» Data extract
(begin)
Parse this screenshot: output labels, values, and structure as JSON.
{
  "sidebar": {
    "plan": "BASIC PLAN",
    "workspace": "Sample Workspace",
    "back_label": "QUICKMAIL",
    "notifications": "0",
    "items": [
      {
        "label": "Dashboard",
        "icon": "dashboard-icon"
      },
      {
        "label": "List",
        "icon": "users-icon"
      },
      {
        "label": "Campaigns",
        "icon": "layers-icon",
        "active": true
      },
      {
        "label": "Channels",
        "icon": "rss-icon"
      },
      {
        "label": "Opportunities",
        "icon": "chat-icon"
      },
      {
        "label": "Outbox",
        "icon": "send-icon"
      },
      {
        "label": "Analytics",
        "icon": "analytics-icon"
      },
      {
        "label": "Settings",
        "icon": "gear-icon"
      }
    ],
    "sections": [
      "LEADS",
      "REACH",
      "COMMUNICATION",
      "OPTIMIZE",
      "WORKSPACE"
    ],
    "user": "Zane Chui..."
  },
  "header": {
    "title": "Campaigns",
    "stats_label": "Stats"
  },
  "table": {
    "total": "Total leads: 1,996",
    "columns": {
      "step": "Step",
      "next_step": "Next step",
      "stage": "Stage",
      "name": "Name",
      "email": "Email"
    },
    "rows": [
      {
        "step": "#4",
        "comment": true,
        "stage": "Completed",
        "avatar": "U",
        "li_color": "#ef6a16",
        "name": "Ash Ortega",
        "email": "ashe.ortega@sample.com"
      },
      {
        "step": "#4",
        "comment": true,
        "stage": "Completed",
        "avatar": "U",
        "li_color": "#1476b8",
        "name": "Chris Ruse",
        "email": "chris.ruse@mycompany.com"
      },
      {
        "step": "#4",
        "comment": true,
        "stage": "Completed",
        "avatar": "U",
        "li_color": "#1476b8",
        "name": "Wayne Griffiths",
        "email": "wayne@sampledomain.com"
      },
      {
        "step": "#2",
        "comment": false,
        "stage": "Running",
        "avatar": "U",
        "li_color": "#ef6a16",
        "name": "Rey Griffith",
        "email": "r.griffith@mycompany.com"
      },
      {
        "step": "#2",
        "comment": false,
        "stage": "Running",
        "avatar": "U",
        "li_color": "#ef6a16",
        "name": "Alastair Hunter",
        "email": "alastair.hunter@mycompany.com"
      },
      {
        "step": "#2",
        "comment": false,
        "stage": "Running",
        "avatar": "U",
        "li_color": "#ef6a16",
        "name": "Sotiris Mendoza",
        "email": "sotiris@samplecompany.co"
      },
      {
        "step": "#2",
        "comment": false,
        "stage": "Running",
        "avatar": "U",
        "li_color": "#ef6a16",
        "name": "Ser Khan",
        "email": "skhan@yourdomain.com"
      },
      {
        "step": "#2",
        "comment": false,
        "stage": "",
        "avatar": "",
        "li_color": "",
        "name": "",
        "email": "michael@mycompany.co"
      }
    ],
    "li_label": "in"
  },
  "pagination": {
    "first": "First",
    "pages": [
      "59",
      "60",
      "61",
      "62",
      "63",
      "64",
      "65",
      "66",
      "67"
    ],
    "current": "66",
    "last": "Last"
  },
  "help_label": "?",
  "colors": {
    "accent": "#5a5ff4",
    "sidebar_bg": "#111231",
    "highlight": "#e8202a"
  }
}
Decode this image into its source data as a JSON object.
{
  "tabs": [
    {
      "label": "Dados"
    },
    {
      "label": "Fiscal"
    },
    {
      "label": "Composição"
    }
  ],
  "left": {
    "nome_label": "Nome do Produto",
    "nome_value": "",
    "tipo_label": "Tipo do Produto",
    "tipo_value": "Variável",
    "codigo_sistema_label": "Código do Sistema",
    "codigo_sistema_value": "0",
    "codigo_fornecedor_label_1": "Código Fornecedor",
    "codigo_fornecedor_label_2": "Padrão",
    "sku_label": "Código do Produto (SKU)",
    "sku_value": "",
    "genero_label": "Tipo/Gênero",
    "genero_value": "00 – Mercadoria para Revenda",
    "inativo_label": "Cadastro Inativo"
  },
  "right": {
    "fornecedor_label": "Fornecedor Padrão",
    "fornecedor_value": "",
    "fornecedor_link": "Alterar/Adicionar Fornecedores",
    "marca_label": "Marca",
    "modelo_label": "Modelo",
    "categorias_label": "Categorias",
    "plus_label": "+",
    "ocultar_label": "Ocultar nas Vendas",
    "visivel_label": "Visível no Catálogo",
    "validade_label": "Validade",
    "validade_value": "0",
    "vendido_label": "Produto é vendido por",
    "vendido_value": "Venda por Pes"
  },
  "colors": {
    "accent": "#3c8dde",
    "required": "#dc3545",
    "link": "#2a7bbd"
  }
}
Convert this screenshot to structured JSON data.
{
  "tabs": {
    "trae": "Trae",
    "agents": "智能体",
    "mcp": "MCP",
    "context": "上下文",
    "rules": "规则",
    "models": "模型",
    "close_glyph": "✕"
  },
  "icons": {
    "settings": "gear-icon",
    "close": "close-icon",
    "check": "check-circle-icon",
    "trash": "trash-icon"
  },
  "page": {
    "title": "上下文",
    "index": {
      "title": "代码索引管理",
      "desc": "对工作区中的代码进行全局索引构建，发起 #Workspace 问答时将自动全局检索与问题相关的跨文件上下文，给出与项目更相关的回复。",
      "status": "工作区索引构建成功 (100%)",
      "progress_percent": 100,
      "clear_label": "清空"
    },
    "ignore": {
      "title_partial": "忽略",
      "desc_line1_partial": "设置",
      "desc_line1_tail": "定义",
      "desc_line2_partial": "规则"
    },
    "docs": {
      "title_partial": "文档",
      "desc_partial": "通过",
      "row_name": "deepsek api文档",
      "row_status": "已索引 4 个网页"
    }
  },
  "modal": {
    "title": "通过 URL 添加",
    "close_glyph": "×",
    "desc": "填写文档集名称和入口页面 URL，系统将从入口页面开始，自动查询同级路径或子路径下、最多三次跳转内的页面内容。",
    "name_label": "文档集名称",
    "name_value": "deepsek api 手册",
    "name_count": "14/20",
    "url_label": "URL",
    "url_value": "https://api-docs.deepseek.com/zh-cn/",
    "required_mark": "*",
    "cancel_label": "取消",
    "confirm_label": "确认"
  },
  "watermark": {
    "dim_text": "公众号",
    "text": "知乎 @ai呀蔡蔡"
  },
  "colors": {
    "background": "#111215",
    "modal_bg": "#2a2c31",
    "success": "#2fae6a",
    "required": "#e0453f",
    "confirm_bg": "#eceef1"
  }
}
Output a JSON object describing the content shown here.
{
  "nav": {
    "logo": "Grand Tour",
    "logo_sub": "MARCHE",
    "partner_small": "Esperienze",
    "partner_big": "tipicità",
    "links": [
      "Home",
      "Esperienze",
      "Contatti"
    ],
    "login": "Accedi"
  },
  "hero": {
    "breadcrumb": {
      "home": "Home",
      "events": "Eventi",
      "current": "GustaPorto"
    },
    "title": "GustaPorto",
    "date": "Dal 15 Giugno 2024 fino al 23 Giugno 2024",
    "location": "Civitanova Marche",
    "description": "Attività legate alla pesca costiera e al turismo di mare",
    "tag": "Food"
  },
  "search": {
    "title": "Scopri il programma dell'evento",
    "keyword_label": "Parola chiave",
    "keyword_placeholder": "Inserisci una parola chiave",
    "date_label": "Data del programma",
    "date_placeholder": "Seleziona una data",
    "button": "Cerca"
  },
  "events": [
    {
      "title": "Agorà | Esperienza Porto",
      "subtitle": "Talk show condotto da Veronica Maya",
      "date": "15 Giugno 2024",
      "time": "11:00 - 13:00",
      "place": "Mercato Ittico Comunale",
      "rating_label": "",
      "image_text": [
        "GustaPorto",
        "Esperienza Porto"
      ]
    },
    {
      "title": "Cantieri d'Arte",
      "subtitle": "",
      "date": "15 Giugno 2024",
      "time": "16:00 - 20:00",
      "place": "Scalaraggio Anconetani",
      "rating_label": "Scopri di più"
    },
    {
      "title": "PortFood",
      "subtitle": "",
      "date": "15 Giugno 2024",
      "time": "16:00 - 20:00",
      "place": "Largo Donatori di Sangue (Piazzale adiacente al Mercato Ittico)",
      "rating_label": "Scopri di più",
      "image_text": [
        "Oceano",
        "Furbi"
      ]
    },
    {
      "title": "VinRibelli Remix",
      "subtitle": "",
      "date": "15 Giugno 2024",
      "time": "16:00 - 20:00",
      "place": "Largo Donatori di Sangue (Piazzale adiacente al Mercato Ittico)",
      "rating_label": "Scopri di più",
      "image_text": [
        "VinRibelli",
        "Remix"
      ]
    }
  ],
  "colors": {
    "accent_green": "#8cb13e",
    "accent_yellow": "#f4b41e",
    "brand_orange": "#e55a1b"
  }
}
(end)
Write out exactly the final stretch of the records: the line containing "Output a JSON" and every line after it, through the last, and nothing else.

Output a JSON object describing the content shown here.
{
  "nav": {
    "logo": "Grand Tour",
    "logo_sub": "MARCHE",
    "partner_small": "Esperienze",
    "partner_big": "tipicità",
    "links": [
      "Home",
      "Esperienze",
      "Contatti"
    ],
    "login": "Accedi"
  },
  "hero": {
    "breadcrumb": {
      "home": "Home",
      "events": "Eventi",
      "current": "GustaPorto"
    },
    "title": "GustaPorto",
    "date": "Dal 15 Giugno 2024 fino al 23 Giugno 2024",
    "location": "Civitanova Marche",
    "description": "Attività legate alla pesca costiera e al turismo di mare",
    "tag": "Food"
  },
  "search": {
    "title": "Scopri il programma dell'evento",
    "keyword_label": "Parola chiave",
    "keyword_placeholder": "Inserisci una parola chiave",
    "date_label": "Data del programma",
    "date_placeholder": "Seleziona una data",
    "button": "Cerca"
  },
  "events": [
    {
      "title": "Agorà | Esperienza Porto",
      "subtitle": "Talk show condotto da Veronica Maya",
      "date": "15 Giugno 2024",
      "time": "11:00 - 13:00",
      "place": "Mercato Ittico Comunale",
      "rating_label": "",
      "image_text": [
        "GustaPorto",
        "Esperienza Porto"
      ]
    },
    {
      "title": "Cantieri d'Arte",
      "subtitle": "",
      "date": "15 Giugno 2024",
      "time": "16:00 - 20:00",
      "place": "Scalaraggio Anconetani",
      "rating_label": "Scopri di più"
    },
    {
      "title": "PortFood",
      "subtitle": "",
      "date": "15 Giugno 2024",
      "time": "16:00 - 20:00",
      "place": "Largo Donatori di Sangue (Piazzale adiacente al Mercato Ittico)",
      "rating_label": "Scopri di più",
      "image_text": [
        "Oceano",
        "Furbi"
      ]
    },
    {
      "title": "VinRibelli Remix",
      "subtitle": "",
      "date": "15 Giugno 2024",
      "time": "16:00 - 20:00",
      "place": "Largo Donatori di Sangue (Piazzale adiacente al Mercato Ittico)",
      "rating_label": "Scopri di più",
      "image_text": [
        "VinRibelli",
        "Remix"
      ]
    }
  ],
  "colors": {
    "accent_green": "#8cb13e",
    "accent_yellow": "#f4b41e",
    "brand_orange": "#e55a1b"
  }
}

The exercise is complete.